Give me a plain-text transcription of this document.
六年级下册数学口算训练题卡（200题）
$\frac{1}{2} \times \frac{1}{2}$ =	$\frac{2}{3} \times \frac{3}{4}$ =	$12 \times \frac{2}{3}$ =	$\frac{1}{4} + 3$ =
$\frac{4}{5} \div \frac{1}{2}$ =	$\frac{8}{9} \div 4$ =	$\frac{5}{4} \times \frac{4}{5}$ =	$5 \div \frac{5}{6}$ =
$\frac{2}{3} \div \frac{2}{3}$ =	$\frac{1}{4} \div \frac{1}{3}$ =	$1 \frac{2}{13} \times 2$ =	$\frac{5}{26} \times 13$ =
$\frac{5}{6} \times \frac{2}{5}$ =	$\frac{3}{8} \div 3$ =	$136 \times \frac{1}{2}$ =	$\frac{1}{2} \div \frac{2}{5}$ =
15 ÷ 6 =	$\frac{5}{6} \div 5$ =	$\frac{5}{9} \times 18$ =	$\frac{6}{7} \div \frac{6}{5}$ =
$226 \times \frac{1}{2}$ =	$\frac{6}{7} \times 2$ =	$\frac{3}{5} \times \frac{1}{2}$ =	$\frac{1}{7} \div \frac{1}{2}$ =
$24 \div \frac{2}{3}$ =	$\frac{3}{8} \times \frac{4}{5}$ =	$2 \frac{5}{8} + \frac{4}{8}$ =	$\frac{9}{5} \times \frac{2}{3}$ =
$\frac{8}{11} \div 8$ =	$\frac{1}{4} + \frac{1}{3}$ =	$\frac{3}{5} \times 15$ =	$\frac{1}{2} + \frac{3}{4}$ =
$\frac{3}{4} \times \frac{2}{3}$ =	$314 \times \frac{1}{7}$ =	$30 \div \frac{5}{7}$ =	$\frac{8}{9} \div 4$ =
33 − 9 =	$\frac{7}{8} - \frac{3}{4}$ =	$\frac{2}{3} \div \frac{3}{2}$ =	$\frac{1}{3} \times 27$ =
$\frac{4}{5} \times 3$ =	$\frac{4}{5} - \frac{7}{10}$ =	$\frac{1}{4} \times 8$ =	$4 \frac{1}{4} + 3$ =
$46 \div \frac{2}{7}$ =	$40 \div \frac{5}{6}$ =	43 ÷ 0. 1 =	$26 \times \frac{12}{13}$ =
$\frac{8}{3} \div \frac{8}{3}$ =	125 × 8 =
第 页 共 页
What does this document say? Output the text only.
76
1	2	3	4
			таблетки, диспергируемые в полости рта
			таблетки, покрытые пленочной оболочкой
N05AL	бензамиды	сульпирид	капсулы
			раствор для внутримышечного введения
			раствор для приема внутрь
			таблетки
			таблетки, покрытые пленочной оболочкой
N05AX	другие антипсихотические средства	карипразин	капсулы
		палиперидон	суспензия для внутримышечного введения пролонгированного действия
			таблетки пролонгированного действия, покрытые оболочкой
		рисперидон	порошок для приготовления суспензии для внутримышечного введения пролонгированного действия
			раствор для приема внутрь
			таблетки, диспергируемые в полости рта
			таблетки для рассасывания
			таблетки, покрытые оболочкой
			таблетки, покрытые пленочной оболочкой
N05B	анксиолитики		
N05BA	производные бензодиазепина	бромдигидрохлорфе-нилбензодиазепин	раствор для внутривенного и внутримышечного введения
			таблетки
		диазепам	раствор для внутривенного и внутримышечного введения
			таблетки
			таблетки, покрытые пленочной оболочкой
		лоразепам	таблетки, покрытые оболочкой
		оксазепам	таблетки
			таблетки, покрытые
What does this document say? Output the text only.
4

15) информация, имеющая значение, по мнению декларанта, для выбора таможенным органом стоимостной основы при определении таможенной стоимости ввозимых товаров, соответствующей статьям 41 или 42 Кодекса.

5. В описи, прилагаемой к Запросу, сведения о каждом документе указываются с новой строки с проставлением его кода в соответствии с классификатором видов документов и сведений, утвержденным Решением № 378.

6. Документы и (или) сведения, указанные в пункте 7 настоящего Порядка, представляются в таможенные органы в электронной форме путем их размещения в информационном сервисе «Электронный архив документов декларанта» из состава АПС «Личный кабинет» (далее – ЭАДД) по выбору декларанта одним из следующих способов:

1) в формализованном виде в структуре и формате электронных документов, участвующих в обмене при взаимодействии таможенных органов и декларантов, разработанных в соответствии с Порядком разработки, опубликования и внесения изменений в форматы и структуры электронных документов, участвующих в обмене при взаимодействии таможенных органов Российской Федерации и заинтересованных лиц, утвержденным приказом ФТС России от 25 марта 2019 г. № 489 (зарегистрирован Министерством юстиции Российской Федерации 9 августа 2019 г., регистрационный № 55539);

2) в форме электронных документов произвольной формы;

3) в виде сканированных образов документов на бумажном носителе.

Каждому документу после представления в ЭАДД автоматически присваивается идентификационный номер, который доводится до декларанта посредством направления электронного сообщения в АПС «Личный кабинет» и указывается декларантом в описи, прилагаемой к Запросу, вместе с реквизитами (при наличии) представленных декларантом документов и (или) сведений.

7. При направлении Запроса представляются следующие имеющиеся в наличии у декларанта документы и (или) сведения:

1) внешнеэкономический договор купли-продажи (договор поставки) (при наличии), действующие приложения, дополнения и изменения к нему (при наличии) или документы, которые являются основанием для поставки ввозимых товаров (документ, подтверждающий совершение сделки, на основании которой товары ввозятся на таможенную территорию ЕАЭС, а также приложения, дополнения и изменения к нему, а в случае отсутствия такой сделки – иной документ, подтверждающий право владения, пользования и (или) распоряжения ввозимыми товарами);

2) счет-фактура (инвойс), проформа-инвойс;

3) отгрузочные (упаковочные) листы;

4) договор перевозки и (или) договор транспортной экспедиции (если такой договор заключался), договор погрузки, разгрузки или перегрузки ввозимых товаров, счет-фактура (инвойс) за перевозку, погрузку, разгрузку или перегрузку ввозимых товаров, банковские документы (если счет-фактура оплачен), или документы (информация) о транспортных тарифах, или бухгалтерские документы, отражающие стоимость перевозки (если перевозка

+ + + + + + +

## Problem
Repeat the records exactly, including every line.

## Completed task
Give me a plain-text transcription of this document.
六年级下册数学口算训练题卡（200题）
$\frac{1}{2} \times \frac{1}{2}$ =	$\frac{2}{3} \times \frac{3}{4}$ =	$12 \times \frac{2}{3}$ =	$\frac{1}{4} + 3$ =
$\frac{4}{5} \div \frac{1}{2}$ =	$\frac{8}{9} \div 4$ =	$\frac{5}{4} \times \frac{4}{5}$ =	$5 \div \frac{5}{6}$ =
$\frac{2}{3} \div \frac{2}{3}$ =	$\frac{1}{4} \div \frac{1}{3}$ =	$1 \frac{2}{13} \times 2$ =	$\frac{5}{26} \times 13$ =
$\frac{5}{6} \times \frac{2}{5}$ =	$\frac{3}{8} \div 3$ =	$136 \times \frac{1}{2}$ =	$\frac{1}{2} \div \frac{2}{5}$ =
15 ÷ 6 =	$\frac{5}{6} \div 5$ =	$\frac{5}{9} \times 18$ =	$\frac{6}{7} \div \frac{6}{5}$ =
$226 \times \frac{1}{2}$ =	$\frac{6}{7} \times 2$ =	$\frac{3}{5} \times \frac{1}{2}$ =	$\frac{1}{7} \div \frac{1}{2}$ =
$24 \div \frac{2}{3}$ =	$\frac{3}{8} \times \frac{4}{5}$ =	$2 \frac{5}{8} + \frac{4}{8}$ =	$\frac{9}{5} \times \frac{2}{3}$ =
$\frac{8}{11} \div 8$ =	$\frac{1}{4} + \frac{1}{3}$ =	$\frac{3}{5} \times 15$ =	$\frac{1}{2} + \frac{3}{4}$ =
$\frac{3}{4} \times \frac{2}{3}$ =	$314 \times \frac{1}{7}$ =	$30 \div \frac{5}{7}$ =	$\frac{8}{9} \div 4$ =
33 − 9 =	$\frac{7}{8} - \frac{3}{4}$ =	$\frac{2}{3} \div \frac{3}{2}$ =	$\frac{1}{3} \times 27$ =
$\frac{4}{5} \times 3$ =	$\frac{4}{5} - \frac{7}{10}$ =	$\frac{1}{4} \times 8$ =	$4 \frac{1}{4} + 3$ =
$46 \div \frac{2}{7}$ =	$40 \div \frac{5}{6}$ =	43 ÷ 0. 1 =	$26 \times \frac{12}{13}$ =
$\frac{8}{3} \div \frac{8}{3}$ =	125 × 8 =
第 页 共 页
What does this document say? Output the text only.
76
1	2	3	4
			таблетки, диспергируемые в полости рта
			таблетки, покрытые пленочной оболочкой
N05AL	бензамиды	сульпирид	капсулы
			раствор для внутримышечного введения
			раствор для приема внутрь
			таблетки
			таблетки, покрытые пленочной оболочкой
N05AX	другие антипсихотические средства	карипразин	капсулы
		палиперидон	суспензия для внутримышечного введения пролонгированного действия
			таблетки пролонгированного действия, покрытые оболочкой
		рисперидон	порошок для приготовления суспензии для внутримышечного введения пролонгированного действия
			раствор для приема внутрь
			таблетки, диспергируемые в полости рта
			таблетки для рассасывания
			таблетки, покрытые оболочкой
			таблетки, покрытые пленочной оболочкой
N05B	анксиолитики		
N05BA	производные бензодиазепина	бромдигидрохлорфе-нилбензодиазепин	раствор для внутривенного и внутримышечного введения
			таблетки
		диазепам	раствор для внутривенного и внутримышечного введения
			таблетки
			таблетки, покрытые пленочной оболочкой
		лоразепам	таблетки, покрытые оболочкой
		оксазепам	таблетки
			таблетки, покрытые
What does this document say? Output the text only.
4

15) информация, имеющая значение, по мнению декларанта, для выбора таможенным органом стоимостной основы при определении таможенной стоимости ввозимых товаров, соответствующей статьям 41 или 42 Кодекса.

5. В описи, прилагаемой к Запросу, сведения о каждом документе указываются с новой строки с проставлением его кода в соответствии с классификатором видов документов и сведений, утвержденным Решением № 378.

6. Документы и (или) сведения, указанные в пункте 7 настоящего Порядка, представляются в таможенные органы в электронной форме путем их размещения в информационном сервисе «Электронный архив документов декларанта» из состава АПС «Личный кабинет» (далее – ЭАДД) по выбору декларанта одним из следующих способов:

1) в формализованном виде в структуре и формате электронных документов, участвующих в обмене при взаимодействии таможенных органов и декларантов, разработанных в соответствии с Порядком разработки, опубликования и внесения изменений в форматы и структуры электронных документов, участвующих в обмене при взаимодействии таможенных органов Российской Федерации и заинтересованных лиц, утвержденным приказом ФТС России от 25 марта 2019 г. № 489 (зарегистрирован Министерством юстиции Российской Федерации 9 августа 2019 г., регистрационный № 55539);

2) в форме электронных документов произвольной формы;

3) в виде сканированных образов документов на бумажном носителе.

Каждому документу после представления в ЭАДД автоматически присваивается идентификационный номер, который доводится до декларанта посредством направления электронного сообщения в АПС «Личный кабинет» и указывается декларантом в описи, прилагаемой к Запросу, вместе с реквизитами (при наличии) представленных декларантом документов и (или) сведений.

7. При направлении Запроса представляются следующие имеющиеся в наличии у декларанта документы и (или) сведения:

1) внешнеэкономический договор купли-продажи (договор поставки) (при наличии), действующие приложения, дополнения и изменения к нему (при наличии) или документы, которые являются основанием для поставки ввозимых товаров (документ, подтверждающий совершение сделки, на основании которой товары ввозятся на таможенную территорию ЕАЭС, а также приложения, дополнения и изменения к нему, а в случае отсутствия такой сделки – иной документ, подтверждающий право владения, пользования и (или) распоряжения ввозимыми товарами);

2) счет-фактура (инвойс), проформа-инвойс;

3) отгрузочные (упаковочные) листы;

4) договор перевозки и (или) договор транспортной экспедиции (если такой договор заключался), договор погрузки, разгрузки или перегрузки ввозимых товаров, счет-фактура (инвойс) за перевозку, погрузку, разгрузку или перегрузку ввозимых товаров, банковские документы (если счет-фактура оплачен), или документы (информация) о транспортных тарифах, или бухгалтерские документы, отражающие стоимость перевозки (если перевозка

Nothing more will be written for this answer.